# Stated goal
Copy out the data lines, starting with the line that contains "List each element below along with its xyxy pixel bbox. List" and ending with the line that contains "scatter-point-series1-49 — [254, 321, 261, 329]", including both of those lines. Leave the pictures out.

# Excerpted records
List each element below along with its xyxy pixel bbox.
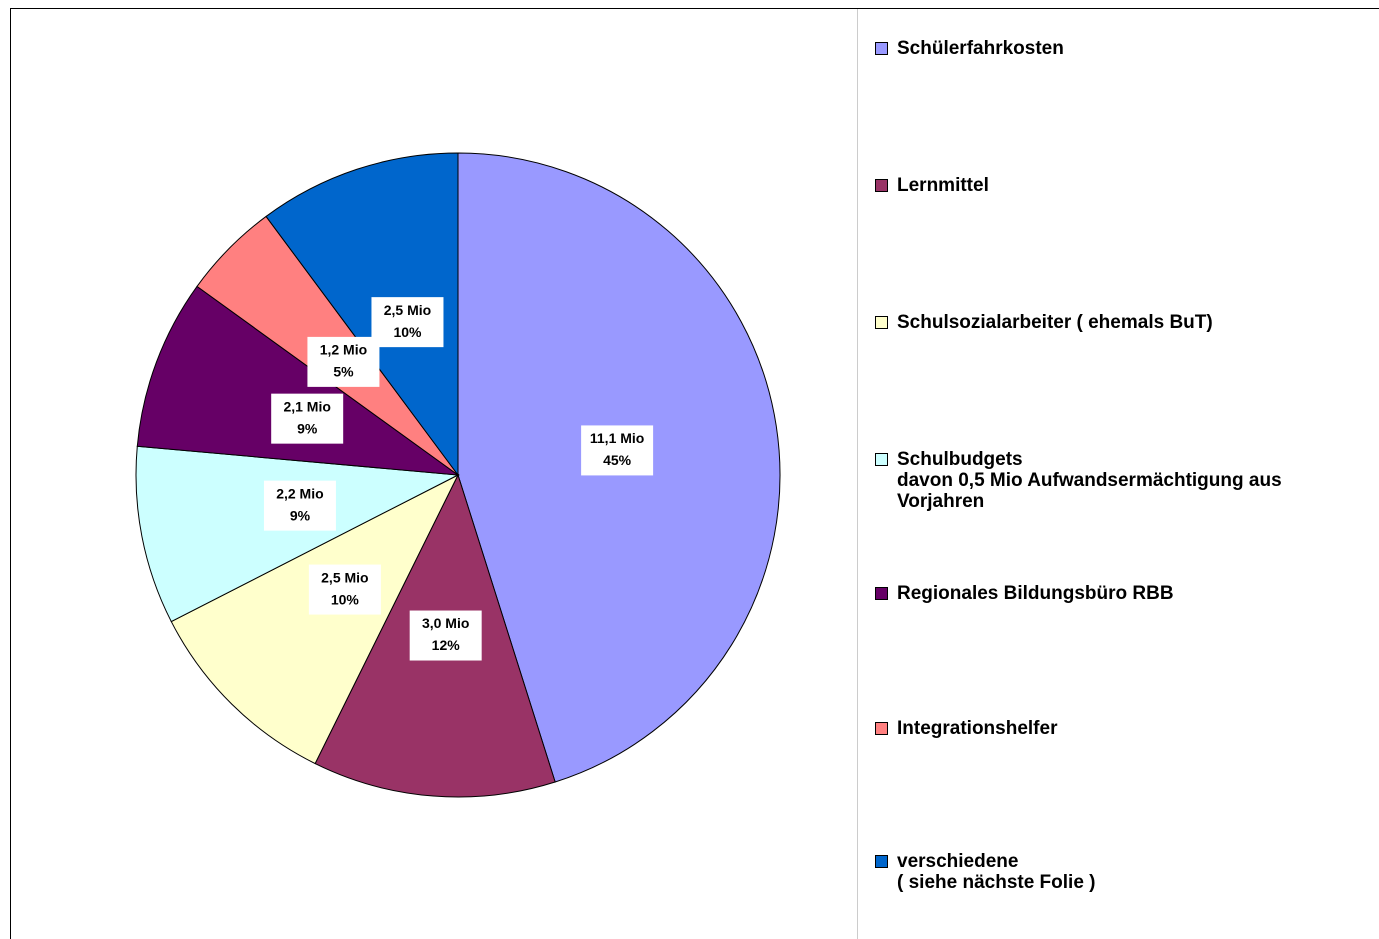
* * *
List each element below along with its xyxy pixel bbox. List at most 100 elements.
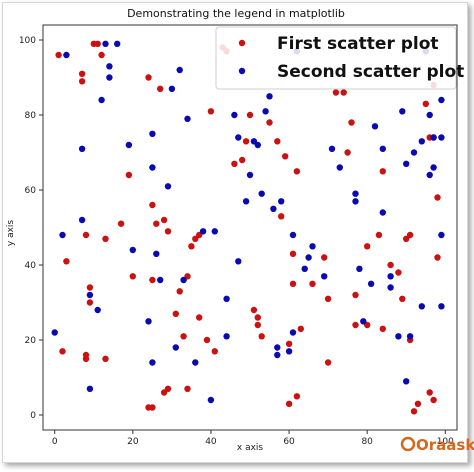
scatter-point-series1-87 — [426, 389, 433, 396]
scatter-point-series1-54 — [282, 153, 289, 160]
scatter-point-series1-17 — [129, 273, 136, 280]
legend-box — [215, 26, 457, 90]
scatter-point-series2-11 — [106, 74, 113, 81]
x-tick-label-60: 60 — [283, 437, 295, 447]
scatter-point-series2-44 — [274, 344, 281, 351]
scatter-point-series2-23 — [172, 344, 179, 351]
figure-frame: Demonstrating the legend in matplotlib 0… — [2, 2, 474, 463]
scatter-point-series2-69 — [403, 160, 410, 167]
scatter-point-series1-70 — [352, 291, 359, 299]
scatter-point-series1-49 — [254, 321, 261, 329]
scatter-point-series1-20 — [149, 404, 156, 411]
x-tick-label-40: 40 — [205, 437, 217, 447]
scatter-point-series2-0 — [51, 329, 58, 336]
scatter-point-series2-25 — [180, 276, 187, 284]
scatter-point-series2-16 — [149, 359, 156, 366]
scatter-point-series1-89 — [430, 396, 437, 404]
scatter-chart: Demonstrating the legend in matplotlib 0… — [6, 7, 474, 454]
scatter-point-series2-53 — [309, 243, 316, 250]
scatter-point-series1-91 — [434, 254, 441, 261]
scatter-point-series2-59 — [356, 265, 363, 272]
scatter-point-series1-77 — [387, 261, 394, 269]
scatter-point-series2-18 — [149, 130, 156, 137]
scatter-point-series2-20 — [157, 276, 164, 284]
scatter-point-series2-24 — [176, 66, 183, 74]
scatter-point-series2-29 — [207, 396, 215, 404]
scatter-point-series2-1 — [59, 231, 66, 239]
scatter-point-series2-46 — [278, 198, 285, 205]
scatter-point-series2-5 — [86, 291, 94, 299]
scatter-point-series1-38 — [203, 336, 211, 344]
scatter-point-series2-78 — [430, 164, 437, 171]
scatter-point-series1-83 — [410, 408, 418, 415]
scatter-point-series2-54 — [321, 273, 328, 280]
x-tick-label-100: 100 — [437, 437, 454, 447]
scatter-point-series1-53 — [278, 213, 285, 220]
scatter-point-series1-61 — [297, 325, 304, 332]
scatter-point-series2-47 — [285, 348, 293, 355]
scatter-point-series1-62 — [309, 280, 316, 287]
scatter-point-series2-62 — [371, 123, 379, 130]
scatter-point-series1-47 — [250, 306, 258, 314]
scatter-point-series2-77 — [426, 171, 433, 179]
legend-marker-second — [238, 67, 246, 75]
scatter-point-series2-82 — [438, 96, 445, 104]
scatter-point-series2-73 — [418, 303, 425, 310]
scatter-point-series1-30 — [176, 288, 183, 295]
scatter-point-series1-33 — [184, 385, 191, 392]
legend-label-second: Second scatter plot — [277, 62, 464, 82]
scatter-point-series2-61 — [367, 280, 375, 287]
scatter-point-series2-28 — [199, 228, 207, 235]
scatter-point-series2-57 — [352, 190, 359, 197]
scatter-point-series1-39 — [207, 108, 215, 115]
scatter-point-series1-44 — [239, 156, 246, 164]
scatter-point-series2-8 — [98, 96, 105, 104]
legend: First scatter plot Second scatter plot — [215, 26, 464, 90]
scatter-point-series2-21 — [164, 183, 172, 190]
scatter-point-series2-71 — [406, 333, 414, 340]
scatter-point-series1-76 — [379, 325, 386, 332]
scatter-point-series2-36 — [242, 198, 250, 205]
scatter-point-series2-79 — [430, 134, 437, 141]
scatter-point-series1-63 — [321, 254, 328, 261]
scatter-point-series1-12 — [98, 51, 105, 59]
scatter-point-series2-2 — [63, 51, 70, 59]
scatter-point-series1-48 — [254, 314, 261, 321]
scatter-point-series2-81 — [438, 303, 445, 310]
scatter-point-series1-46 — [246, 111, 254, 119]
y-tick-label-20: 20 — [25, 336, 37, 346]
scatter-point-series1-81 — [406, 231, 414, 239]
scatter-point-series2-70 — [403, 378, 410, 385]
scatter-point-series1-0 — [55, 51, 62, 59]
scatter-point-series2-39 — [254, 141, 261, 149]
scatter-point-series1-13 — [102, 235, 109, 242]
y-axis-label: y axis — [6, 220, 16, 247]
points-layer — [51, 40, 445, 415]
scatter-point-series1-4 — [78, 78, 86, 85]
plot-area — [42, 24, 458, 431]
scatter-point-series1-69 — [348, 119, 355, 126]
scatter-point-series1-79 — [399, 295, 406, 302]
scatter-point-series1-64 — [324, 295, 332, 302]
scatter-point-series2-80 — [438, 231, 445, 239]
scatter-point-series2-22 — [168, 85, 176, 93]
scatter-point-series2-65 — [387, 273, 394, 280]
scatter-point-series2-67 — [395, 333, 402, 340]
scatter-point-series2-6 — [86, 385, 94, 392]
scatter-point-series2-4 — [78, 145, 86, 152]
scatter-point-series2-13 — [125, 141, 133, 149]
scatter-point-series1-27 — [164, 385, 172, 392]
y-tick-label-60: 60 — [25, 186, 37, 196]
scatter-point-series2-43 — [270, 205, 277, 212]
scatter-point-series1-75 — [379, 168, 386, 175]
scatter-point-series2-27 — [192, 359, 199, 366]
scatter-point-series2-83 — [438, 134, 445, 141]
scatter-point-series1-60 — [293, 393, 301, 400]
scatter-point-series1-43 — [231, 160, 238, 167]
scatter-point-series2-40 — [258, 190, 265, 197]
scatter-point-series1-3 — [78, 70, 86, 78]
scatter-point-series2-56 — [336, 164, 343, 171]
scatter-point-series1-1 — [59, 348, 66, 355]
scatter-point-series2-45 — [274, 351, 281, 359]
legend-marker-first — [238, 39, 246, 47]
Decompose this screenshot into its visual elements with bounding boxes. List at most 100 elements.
--
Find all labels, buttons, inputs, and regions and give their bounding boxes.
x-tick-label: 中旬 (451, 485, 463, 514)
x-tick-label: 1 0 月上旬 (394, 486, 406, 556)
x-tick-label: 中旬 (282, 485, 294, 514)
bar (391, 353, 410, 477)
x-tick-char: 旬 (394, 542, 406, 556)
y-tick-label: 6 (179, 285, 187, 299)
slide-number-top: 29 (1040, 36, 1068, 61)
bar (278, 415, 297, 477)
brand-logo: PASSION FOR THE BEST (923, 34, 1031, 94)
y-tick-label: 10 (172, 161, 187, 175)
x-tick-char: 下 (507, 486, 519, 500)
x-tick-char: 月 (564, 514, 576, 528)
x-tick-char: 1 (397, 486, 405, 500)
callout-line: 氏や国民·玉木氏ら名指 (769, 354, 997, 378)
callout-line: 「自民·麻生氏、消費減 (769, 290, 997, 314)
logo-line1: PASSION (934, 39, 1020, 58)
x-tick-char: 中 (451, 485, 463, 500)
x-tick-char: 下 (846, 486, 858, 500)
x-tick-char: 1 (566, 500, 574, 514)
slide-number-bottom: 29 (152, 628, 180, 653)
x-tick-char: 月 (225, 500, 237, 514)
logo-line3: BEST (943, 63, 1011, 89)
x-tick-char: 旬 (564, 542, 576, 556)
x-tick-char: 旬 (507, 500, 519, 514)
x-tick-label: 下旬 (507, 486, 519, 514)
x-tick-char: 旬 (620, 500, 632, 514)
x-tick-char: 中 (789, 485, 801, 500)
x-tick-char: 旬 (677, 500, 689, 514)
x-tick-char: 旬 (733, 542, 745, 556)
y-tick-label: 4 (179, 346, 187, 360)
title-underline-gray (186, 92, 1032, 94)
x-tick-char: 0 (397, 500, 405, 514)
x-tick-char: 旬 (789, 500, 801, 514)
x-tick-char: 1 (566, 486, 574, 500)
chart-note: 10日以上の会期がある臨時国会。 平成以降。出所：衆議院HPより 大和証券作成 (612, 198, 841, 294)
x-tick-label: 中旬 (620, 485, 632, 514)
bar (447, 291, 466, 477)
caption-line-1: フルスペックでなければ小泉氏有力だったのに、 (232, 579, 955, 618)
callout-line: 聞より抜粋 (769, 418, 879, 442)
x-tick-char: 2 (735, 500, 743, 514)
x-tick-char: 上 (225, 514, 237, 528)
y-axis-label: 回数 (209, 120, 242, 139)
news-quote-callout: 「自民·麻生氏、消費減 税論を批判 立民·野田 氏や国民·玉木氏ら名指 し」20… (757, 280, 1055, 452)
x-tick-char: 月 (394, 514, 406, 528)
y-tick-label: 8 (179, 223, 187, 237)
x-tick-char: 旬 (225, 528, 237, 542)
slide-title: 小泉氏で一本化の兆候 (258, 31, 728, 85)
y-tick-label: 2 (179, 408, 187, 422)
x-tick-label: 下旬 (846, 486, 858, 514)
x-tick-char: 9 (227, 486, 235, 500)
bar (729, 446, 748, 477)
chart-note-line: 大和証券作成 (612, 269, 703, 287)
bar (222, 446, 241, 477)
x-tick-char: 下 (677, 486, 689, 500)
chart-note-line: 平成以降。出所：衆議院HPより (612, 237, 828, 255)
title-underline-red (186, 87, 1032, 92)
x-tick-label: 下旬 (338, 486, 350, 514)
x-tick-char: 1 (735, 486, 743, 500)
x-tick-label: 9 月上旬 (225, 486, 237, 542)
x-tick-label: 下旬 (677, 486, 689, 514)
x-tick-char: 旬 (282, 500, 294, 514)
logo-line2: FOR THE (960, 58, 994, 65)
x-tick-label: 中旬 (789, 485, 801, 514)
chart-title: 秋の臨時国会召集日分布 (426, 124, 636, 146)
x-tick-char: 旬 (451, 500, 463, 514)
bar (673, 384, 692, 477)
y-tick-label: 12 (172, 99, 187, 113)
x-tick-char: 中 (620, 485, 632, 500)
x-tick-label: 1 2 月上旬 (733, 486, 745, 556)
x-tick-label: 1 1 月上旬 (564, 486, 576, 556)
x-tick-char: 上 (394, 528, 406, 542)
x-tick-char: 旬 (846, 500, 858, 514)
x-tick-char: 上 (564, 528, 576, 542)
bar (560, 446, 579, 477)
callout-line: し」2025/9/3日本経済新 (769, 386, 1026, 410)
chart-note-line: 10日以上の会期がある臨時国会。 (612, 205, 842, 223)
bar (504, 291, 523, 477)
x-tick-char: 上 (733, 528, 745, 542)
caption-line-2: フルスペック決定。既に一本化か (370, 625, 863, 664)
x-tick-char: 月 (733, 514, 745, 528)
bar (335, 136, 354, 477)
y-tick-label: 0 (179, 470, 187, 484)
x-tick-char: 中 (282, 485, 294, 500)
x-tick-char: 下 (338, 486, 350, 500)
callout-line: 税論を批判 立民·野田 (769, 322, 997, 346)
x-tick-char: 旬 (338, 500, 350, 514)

# Answer below
List each element below along with its xyxy pixel bbox. List at most 100 elements.
scatter-point-series1-87 — [426, 389, 433, 396]
scatter-point-series1-54 — [282, 153, 289, 160]
scatter-point-series1-17 — [129, 273, 136, 280]
legend-box — [215, 26, 457, 90]
scatter-point-series2-11 — [106, 74, 113, 81]
x-tick-label-60: 60 — [283, 437, 295, 447]
scatter-point-series2-44 — [274, 344, 281, 351]
scatter-point-series2-23 — [172, 344, 179, 351]
figure-frame: Demonstrating the legend in matplotlib 0… — [2, 2, 474, 463]
scatter-point-series2-69 — [403, 160, 410, 167]
scatter-point-series1-70 — [352, 291, 359, 299]
scatter-point-series1-49 — [254, 321, 261, 329]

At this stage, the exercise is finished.